__WHAT NEEDS TO BE DONE__: Write the data out again, exactly as given.

__Stored data__:
- - -

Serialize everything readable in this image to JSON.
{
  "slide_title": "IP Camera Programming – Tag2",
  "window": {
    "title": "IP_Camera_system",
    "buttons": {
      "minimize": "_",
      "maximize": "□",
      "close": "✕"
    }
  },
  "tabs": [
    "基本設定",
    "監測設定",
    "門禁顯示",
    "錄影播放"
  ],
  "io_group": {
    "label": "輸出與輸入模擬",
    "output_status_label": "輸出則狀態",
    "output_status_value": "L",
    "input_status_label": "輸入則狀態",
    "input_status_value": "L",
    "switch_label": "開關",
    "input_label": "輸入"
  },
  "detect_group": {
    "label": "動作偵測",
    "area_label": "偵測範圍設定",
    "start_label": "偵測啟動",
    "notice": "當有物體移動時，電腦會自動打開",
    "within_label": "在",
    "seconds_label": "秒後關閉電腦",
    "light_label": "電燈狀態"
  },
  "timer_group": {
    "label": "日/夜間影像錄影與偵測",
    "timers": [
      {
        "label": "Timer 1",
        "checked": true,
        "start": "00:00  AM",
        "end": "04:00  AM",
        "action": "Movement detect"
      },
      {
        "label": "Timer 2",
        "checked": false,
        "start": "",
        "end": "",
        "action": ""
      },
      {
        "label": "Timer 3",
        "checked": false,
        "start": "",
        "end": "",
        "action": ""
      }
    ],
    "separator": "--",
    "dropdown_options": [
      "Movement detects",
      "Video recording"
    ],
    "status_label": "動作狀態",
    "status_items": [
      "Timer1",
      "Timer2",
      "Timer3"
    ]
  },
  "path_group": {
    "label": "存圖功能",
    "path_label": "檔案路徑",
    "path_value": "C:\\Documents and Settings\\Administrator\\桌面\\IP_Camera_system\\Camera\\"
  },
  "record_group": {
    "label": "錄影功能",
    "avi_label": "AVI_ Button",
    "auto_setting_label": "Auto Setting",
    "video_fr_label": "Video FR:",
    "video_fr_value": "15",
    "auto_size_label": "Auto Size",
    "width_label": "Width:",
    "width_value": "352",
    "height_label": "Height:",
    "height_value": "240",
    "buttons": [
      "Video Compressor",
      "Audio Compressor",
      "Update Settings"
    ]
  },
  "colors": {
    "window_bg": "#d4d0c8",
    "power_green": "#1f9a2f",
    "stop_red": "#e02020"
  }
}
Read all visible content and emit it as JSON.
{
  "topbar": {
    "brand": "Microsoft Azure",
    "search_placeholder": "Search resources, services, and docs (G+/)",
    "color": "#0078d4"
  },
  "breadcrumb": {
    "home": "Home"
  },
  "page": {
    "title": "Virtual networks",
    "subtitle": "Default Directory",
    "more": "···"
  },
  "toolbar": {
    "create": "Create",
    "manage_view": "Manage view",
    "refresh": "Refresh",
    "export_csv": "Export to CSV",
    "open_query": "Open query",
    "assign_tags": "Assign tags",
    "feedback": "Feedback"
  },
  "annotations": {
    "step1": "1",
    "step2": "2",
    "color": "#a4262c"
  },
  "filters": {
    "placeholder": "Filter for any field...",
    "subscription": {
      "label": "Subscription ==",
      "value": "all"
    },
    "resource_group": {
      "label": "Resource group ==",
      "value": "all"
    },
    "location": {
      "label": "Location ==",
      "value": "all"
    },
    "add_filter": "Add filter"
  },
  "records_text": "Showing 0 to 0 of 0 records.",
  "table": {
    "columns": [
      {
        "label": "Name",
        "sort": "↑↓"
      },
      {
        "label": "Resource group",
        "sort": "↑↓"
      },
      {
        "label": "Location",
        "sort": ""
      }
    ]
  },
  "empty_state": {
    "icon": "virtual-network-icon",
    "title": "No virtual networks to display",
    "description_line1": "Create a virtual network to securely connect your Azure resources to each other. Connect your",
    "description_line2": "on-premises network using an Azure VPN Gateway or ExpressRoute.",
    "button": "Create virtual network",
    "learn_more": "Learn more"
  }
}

- - -

__RESULT BELOW__:
Serialize everything readable in this image to JSON.
{
  "slide_title": "IP Camera Programming – Tag2",
  "window": {
    "title": "IP_Camera_system",
    "buttons": {
      "minimize": "_",
      "maximize": "□",
      "close": "✕"
    }
  },
  "tabs": [
    "基本設定",
    "監測設定",
    "門禁顯示",
    "錄影播放"
  ],
  "io_group": {
    "label": "輸出與輸入模擬",
    "output_status_label": "輸出則狀態",
    "output_status_value": "L",
    "input_status_label": "輸入則狀態",
    "input_status_value": "L",
    "switch_label": "開關",
    "input_label": "輸入"
  },
  "detect_group": {
    "label": "動作偵測",
    "area_label": "偵測範圍設定",
    "start_label": "偵測啟動",
    "notice": "當有物體移動時，電腦會自動打開",
    "within_label": "在",
    "seconds_label": "秒後關閉電腦",
    "light_label": "電燈狀態"
  },
  "timer_group": {
    "label": "日/夜間影像錄影與偵測",
    "timers": [
      {
        "label": "Timer 1",
        "checked": true,
        "start": "00:00  AM",
        "end": "04:00  AM",
        "action": "Movement detect"
      },
      {
        "label": "Timer 2",
        "checked": false,
        "start": "",
        "end": "",
        "action": ""
      },
      {
        "label": "Timer 3",
        "checked": false,
        "start": "",
        "end": "",
        "action": ""
      }
    ],
    "separator": "--",
    "dropdown_options": [
      "Movement detects",
      "Video recording"
    ],
    "status_label": "動作狀態",
    "status_items": [
      "Timer1",
      "Timer2",
      "Timer3"
    ]
  },
  "path_group": {
    "label": "存圖功能",
    "path_label": "檔案路徑",
    "path_value": "C:\\Documents and Settings\\Administrator\\桌面\\IP_Camera_system\\Camera\\"
  },
  "record_group": {
    "label": "錄影功能",
    "avi_label": "AVI_ Button",
    "auto_setting_label": "Auto Setting",
    "video_fr_label": "Video FR:",
    "video_fr_value": "15",
    "auto_size_label": "Auto Size",
    "width_label": "Width:",
    "width_value": "352",
    "height_label": "Height:",
    "height_value": "240",
    "buttons": [
      "Video Compressor",
      "Audio Compressor",
      "Update Settings"
    ]
  },
  "colors": {
    "window_bg": "#d4d0c8",
    "power_green": "#1f9a2f",
    "stop_red": "#e02020"
  }
}
Read all visible content and emit it as JSON.
{
  "topbar": {
    "brand": "Microsoft Azure",
    "search_placeholder": "Search resources, services, and docs (G+/)",
    "color": "#0078d4"
  },
  "breadcrumb": {
    "home": "Home"
  },
  "page": {
    "title": "Virtual networks",
    "subtitle": "Default Directory",
    "more": "···"
  },
  "toolbar": {
    "create": "Create",
    "manage_view": "Manage view",
    "refresh": "Refresh",
    "export_csv": "Export to CSV",
    "open_query": "Open query",
    "assign_tags": "Assign tags",
    "feedback": "Feedback"
  },
  "annotations": {
    "step1": "1",
    "step2": "2",
    "color": "#a4262c"
  },
  "filters": {
    "placeholder": "Filter for any field...",
    "subscription": {
      "label": "Subscription ==",
      "value": "all"
    },
    "resource_group": {
      "label": "Resource group ==",
      "value": "all"
    },
    "location": {
      "label": "Location ==",
      "value": "all"
    },
    "add_filter": "Add filter"
  },
  "records_text": "Showing 0 to 0 of 0 records.",
  "table": {
    "columns": [
      {
        "label": "Name",
        "sort": "↑↓"
      },
      {
        "label": "Resource group",
        "sort": "↑↓"
      },
      {
        "label": "Location",
        "sort": ""
      }
    ]
  },
  "empty_state": {
    "icon": "virtual-network-icon",
    "title": "No virtual networks to display",
    "description_line1": "Create a virtual network to securely connect your Azure resources to each other. Connect your",
    "description_line2": "on-premises network using an Azure VPN Gateway or ExpressRoute.",
    "button": "Create virtual network",
    "learn_more": "Learn more"
  }
}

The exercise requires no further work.